• Problem requirements
Return all of the data exactly, with nothing left out but the pictures.

• Data section

+ + + +

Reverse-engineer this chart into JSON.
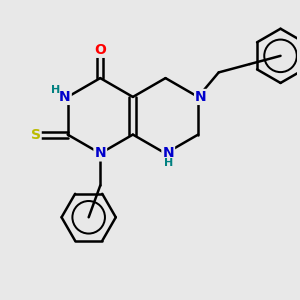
{
  "bg_color": "#e8e8e8",
  "bond_color": "#000000",
  "bond_width": 1.8,
  "atom_colors": {
    "N": "#0000cc",
    "O": "#ff0000",
    "S": "#bbbb00",
    "H_label": "#008080"
  },
  "font_size_atom": 10,
  "font_size_H": 8,
  "u": 0.55
}
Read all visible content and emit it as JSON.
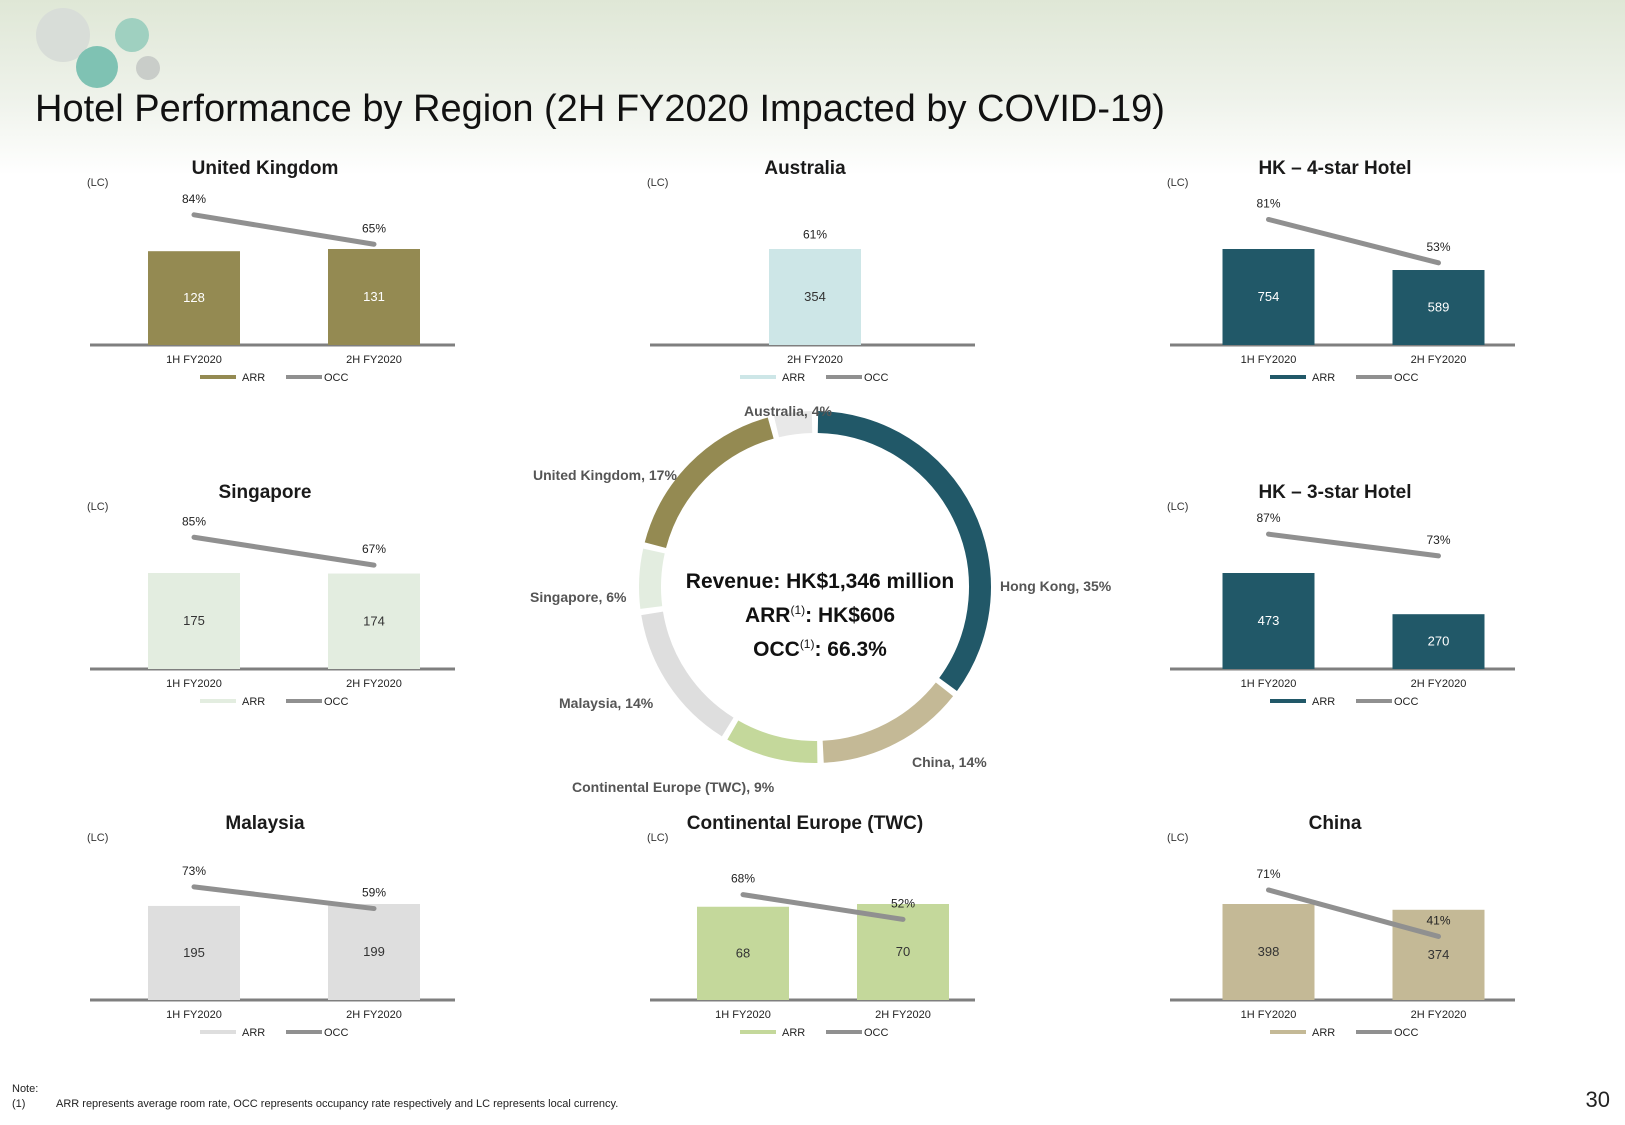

+ + + +

• Worked answer
Reverse-engineer this chart into JSON.
{
  "bg_color": "#e8e8e8",
  "bond_color": "#000000",
  "bond_width": 1.8,
  "atom_colors": {
    "N": "#0000cc",
    "O": "#ff0000",
    "S": "#bbbb00",
    "H_label": "#008080"
  },
  "font_size_atom": 10,
  "font_size_H": 8,
  "u": 0.55
}
Read all visible content and emit it as JSON.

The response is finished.